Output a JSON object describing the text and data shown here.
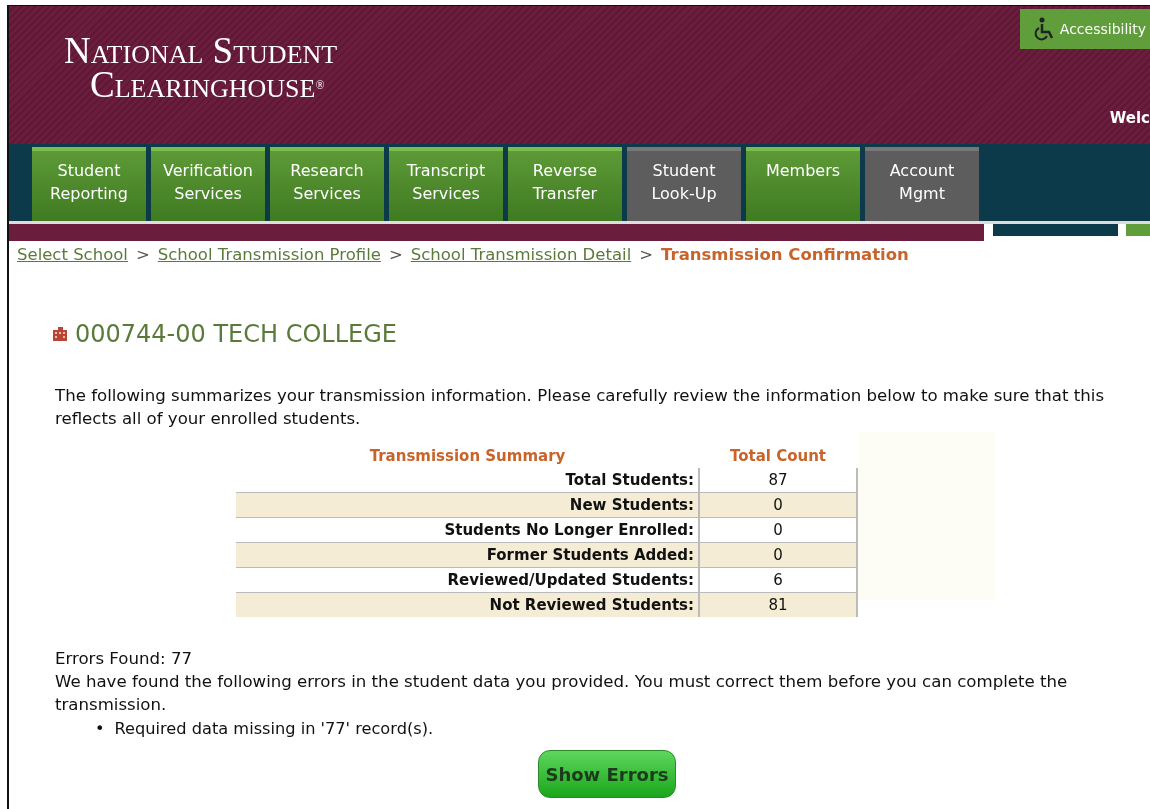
{
  "header": {
    "logo_line_1": "National Student",
    "logo_line_2": "Clearinghouse",
    "logo_mark": "®",
    "accessibility": "Accessibility",
    "welcome": "Welc"
  },
  "nav": [
    {
      "label": "Student Reporting",
      "kind": "primary"
    },
    {
      "label": "Verification Services",
      "kind": "primary"
    },
    {
      "label": "Research Services",
      "kind": "primary"
    },
    {
      "label": "Transcript Services",
      "kind": "primary"
    },
    {
      "label": "Reverse Transfer",
      "kind": "primary"
    },
    {
      "label": "Student Look-Up",
      "kind": "secondary"
    },
    {
      "label": "Members",
      "kind": "primary"
    },
    {
      "label": "Account Mgmt",
      "kind": "secondary"
    }
  ],
  "breadcrumb": [
    {
      "label": "Select School",
      "current": false
    },
    {
      "label": "School Transmission Profile",
      "current": false
    },
    {
      "label": "School Transmission Detail",
      "current": false
    },
    {
      "label": "Transmission Confirmation",
      "current": true
    }
  ],
  "breadcrumb_separator": ">",
  "school_title": "000744-00 TECH COLLEGE",
  "intro": "The following summarizes your transmission information. Please carefully review the information below to make sure that this reflects all of your enrolled students.",
  "summary": {
    "columns": [
      "Transmission Summary",
      "Total Count"
    ],
    "rows": [
      {
        "label": "Total Students:",
        "count": "87"
      },
      {
        "label": "New Students:",
        "count": "0"
      },
      {
        "label": "Students No Longer Enrolled:",
        "count": "0"
      },
      {
        "label": "Former Students Added:",
        "count": "0"
      },
      {
        "label": "Reviewed/Updated Students:",
        "count": "6"
      },
      {
        "label": "Not Reviewed Students:",
        "count": "81"
      }
    ]
  },
  "errors_found": "Errors Found: 77",
  "errors_text": "We have found the following errors in the student data you provided. You must correct them before you can complete the transmission.",
  "error_items": [
    {
      "bullet": "•",
      "text": "Required data missing in '77' record(s)."
    }
  ],
  "show_errors_button": "Show Errors"
}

◆ **AIM OF THE TASK**
Without including any pictures, print each record exactly.

◆ **RESULT FOR THIS EXERCISE**
Output a JSON object describing the text and data shown here.
{
  "header": {
    "logo_line_1": "National Student",
    "logo_line_2": "Clearinghouse",
    "logo_mark": "®",
    "accessibility": "Accessibility",
    "welcome": "Welc"
  },
  "nav": [
    {
      "label": "Student Reporting",
      "kind": "primary"
    },
    {
      "label": "Verification Services",
      "kind": "primary"
    },
    {
      "label": "Research Services",
      "kind": "primary"
    },
    {
      "label": "Transcript Services",
      "kind": "primary"
    },
    {
      "label": "Reverse Transfer",
      "kind": "primary"
    },
    {
      "label": "Student Look-Up",
      "kind": "secondary"
    },
    {
      "label": "Members",
      "kind": "primary"
    },
    {
      "label": "Account Mgmt",
      "kind": "secondary"
    }
  ],
  "breadcrumb": [
    {
      "label": "Select School",
      "current": false
    },
    {
      "label": "School Transmission Profile",
      "current": false
    },
    {
      "label": "School Transmission Detail",
      "current": false
    },
    {
      "label": "Transmission Confirmation",
      "current": true
    }
  ],
  "breadcrumb_separator": ">",
  "school_title": "000744-00 TECH COLLEGE",
  "intro": "The following summarizes your transmission information. Please carefully review the information below to make sure that this reflects all of your enrolled students.",
  "summary": {
    "columns": [
      "Transmission Summary",
      "Total Count"
    ],
    "rows": [
      {
        "label": "Total Students:",
        "count": "87"
      },
      {
        "label": "New Students:",
        "count": "0"
      },
      {
        "label": "Students No Longer Enrolled:",
        "count": "0"
      },
      {
        "label": "Former Students Added:",
        "count": "0"
      },
      {
        "label": "Reviewed/Updated Students:",
        "count": "6"
      },
      {
        "label": "Not Reviewed Students:",
        "count": "81"
      }
    ]
  },
  "errors_found": "Errors Found: 77",
  "errors_text": "We have found the following errors in the student data you provided. You must correct them before you can complete the transmission.",
  "error_items": [
    {
      "bullet": "•",
      "text": "Required data missing in '77' record(s)."
    }
  ],
  "show_errors_button": "Show Errors"
}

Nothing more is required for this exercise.